## BEGIN

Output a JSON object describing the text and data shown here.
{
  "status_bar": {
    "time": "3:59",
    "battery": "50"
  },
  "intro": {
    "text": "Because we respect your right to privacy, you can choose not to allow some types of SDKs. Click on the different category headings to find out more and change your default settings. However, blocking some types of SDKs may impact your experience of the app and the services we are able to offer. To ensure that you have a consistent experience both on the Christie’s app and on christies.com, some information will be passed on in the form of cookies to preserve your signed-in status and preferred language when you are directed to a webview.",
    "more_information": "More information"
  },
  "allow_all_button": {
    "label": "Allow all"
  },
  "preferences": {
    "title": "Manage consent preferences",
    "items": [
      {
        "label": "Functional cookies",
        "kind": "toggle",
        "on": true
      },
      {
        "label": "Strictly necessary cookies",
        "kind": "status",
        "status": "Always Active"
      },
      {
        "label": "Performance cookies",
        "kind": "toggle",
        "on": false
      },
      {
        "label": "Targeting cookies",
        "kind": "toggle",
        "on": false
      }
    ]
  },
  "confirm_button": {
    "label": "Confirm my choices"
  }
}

## END

▶ [EXERCISE]:
Restate the whole listing exactly.

▶ [FULL SOLUTION]:
Output a JSON object describing the text and data shown here.
{
  "status_bar": {
    "time": "3:59",
    "battery": "50"
  },
  "intro": {
    "text": "Because we respect your right to privacy, you can choose not to allow some types of SDKs. Click on the different category headings to find out more and change your default settings. However, blocking some types of SDKs may impact your experience of the app and the services we are able to offer. To ensure that you have a consistent experience both on the Christie’s app and on christies.com, some information will be passed on in the form of cookies to preserve your signed-in status and preferred language when you are directed to a webview.",
    "more_information": "More information"
  },
  "allow_all_button": {
    "label": "Allow all"
  },
  "preferences": {
    "title": "Manage consent preferences",
    "items": [
      {
        "label": "Functional cookies",
        "kind": "toggle",
        "on": true
      },
      {
        "label": "Strictly necessary cookies",
        "kind": "status",
        "status": "Always Active"
      },
      {
        "label": "Performance cookies",
        "kind": "toggle",
        "on": false
      },
      {
        "label": "Targeting cookies",
        "kind": "toggle",
        "on": false
      }
    ]
  },
  "confirm_button": {
    "label": "Confirm my choices"
  }
}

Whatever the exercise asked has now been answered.